* START *
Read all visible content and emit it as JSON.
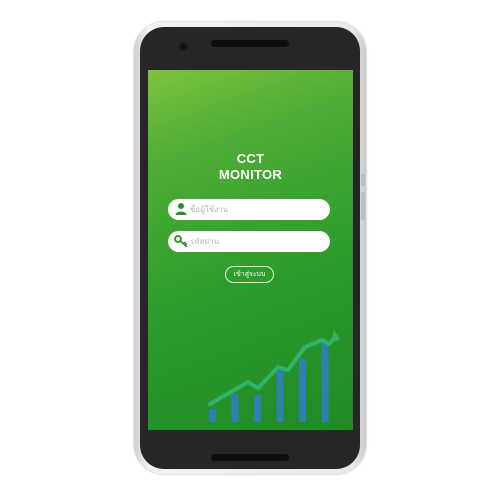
{
  "app": {
    "title_line1": "CCT",
    "title_line2": "MONITOR"
  },
  "login": {
    "username_placeholder": "ชื่อผู้ใช้งาน",
    "username_value": "",
    "password_placeholder": "รหัสผ่าน",
    "password_value": "",
    "submit_label": "เข้าสู่ระบบ"
  },
  "icons": {
    "username": "user-icon",
    "password": "key-icon"
  },
  "colors": {
    "background_gradient_start": "#7dc33d",
    "background_gradient_end": "#1f8a25",
    "icon_green": "#2e8b2e",
    "bar_blue": "#2f7fb0",
    "trend_line": "#2fb36b"
  },
  "decoration": {
    "bar_levels": [
      0.13,
      0.28,
      0.27,
      0.52,
      0.63,
      0.8
    ]
  }
}
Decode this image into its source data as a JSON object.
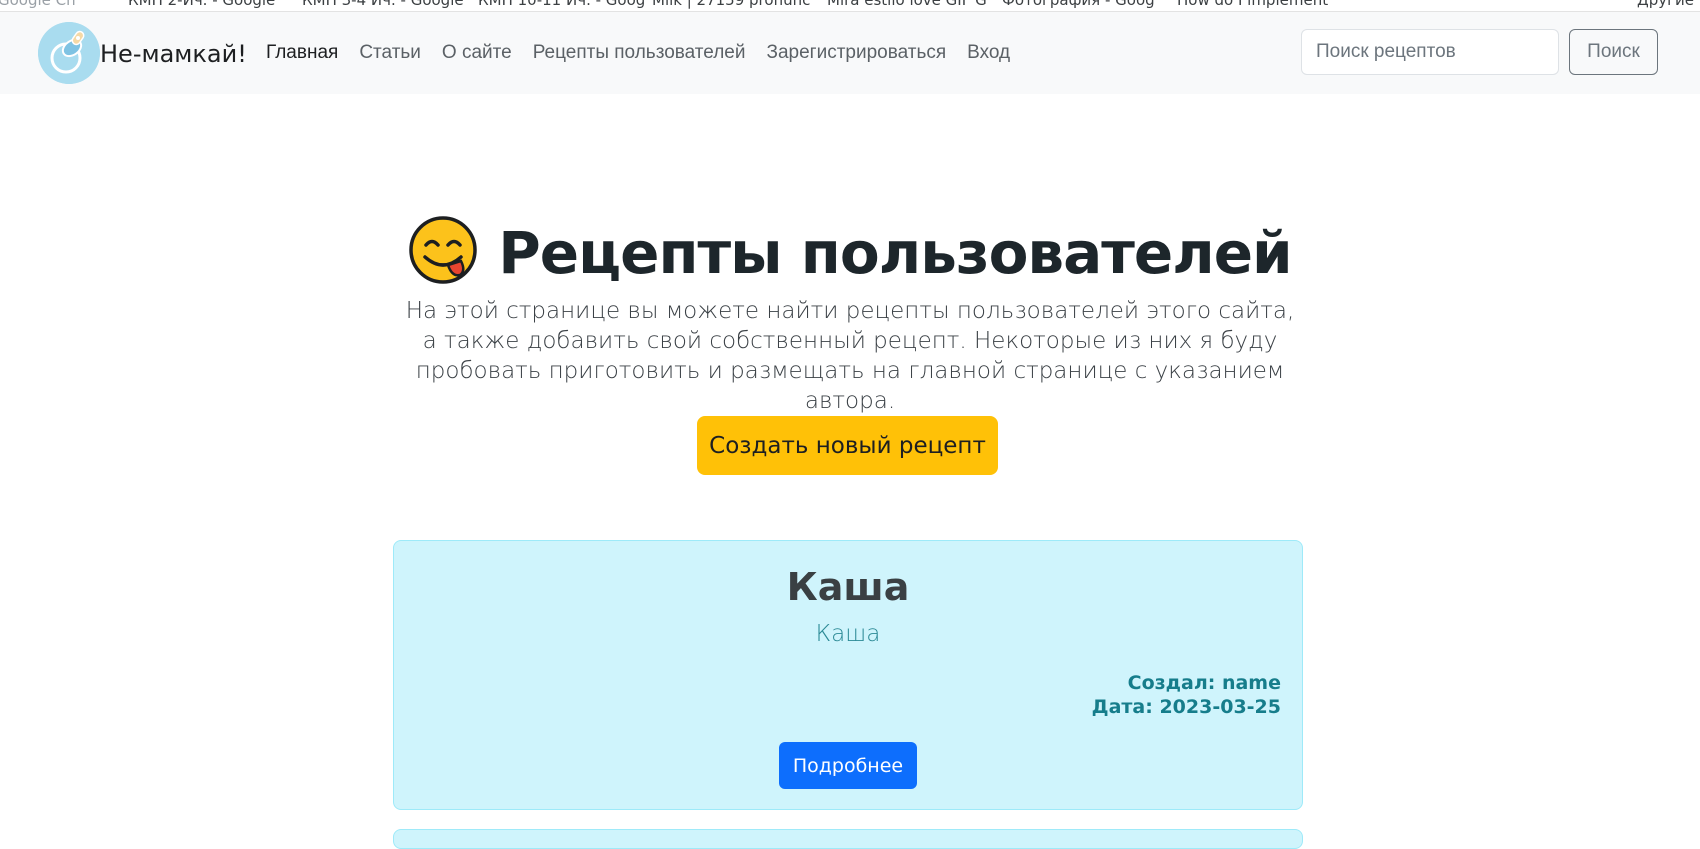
{
  "bookmarks": [
    {
      "label": "Google Ch",
      "fade": true
    },
    {
      "label": "КМП 2-Ич. - Google",
      "fade": false
    },
    {
      "label": "КМП 3-4 Ич. - Google",
      "fade": false
    },
    {
      "label": "КМП 10-11 Ич. - Goog",
      "fade": false
    },
    {
      "label": "Milk | 27159 pronunc",
      "fade": false
    },
    {
      "label": "Mira estilo love GIF G",
      "fade": false
    },
    {
      "label": "Фотография - Goog",
      "fade": false
    },
    {
      "label": "How do I implement",
      "fade": false
    },
    {
      "label": "Другие",
      "fade": false
    }
  ],
  "navbar": {
    "brand": "Не-мамкай!",
    "links": [
      "Главная",
      "Статьи",
      "О сайте",
      "Рецепты пользователей",
      "Зарегистрироваться",
      "Вход"
    ],
    "active_index": 0,
    "search_placeholder": "Поиск рецептов",
    "search_button": "Поиск"
  },
  "hero": {
    "emoji": "face-savoring-food-icon",
    "title": "Рецепты пользователей",
    "lead": "На этой странице вы можете найти рецепты пользователей этого сайта, а также добавить свой собственный рецепт. Некоторые из них я буду пробовать приготовить и размещать на главной странице с указанием автора.",
    "create_button": "Создать новый рецепт"
  },
  "recipes": [
    {
      "title": "Каша",
      "subtitle": "Каша",
      "author": "Создал: name",
      "date": "Дата: 2023-03-25",
      "button": "Подробнее"
    }
  ],
  "colors": {
    "navbar_bg": "#f8f9fa",
    "warning": "#ffc107",
    "primary": "#0d6efd",
    "info_bg": "#cff4fc",
    "info_border": "#9eeaf9",
    "info_text": "#167d8b"
  }
}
* END *
> _TASK TO CARRY OUT_
Which lines include "Google"? Copy each of them out.

> _ANSWER BELOW_
      "label": "Google Ch",
      "label": "КМП 2-Ич. - Google",
      "label": "КМП 3-4 Ич. - Google",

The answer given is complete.